- **Data for processing**:

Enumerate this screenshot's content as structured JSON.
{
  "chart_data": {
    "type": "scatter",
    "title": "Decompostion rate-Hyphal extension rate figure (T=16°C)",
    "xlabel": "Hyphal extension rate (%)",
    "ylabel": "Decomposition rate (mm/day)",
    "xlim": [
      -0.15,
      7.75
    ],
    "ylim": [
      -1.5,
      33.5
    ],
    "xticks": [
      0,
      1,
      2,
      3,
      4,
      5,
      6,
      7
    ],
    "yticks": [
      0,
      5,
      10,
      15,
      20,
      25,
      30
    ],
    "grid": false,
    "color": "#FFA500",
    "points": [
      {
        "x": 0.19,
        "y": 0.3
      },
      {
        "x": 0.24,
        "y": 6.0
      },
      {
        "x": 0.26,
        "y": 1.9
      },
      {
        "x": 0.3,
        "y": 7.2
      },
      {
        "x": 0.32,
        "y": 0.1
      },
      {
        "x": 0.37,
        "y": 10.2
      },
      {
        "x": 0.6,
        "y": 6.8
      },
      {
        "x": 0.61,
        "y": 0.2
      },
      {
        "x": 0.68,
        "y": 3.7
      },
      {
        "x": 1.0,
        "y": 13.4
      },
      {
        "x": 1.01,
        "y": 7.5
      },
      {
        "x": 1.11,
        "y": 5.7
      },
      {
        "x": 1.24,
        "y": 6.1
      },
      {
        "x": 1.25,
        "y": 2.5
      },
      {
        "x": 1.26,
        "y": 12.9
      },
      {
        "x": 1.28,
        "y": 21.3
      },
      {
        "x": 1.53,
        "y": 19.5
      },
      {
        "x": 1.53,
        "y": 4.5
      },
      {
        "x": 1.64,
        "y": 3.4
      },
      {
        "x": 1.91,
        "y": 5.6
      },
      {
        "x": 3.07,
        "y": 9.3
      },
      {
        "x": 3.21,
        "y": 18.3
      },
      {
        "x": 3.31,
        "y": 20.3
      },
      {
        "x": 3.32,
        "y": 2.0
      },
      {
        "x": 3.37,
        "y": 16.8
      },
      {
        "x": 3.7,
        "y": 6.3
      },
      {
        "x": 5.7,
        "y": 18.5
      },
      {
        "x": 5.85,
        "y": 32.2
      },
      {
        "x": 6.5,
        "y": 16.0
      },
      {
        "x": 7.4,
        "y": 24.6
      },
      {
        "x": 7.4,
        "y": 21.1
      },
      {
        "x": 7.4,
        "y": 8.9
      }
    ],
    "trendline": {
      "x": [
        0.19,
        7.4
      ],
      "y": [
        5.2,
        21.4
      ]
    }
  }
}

- **Your instructions**: All lines in the data that contain the word "Hyphal" should be copied.

- **Answer to this problem**:
    "title": "Decompostion rate-Hyphal extension rate figure (T=16°C)",
    "xlabel": "Hyphal extension rate (%)",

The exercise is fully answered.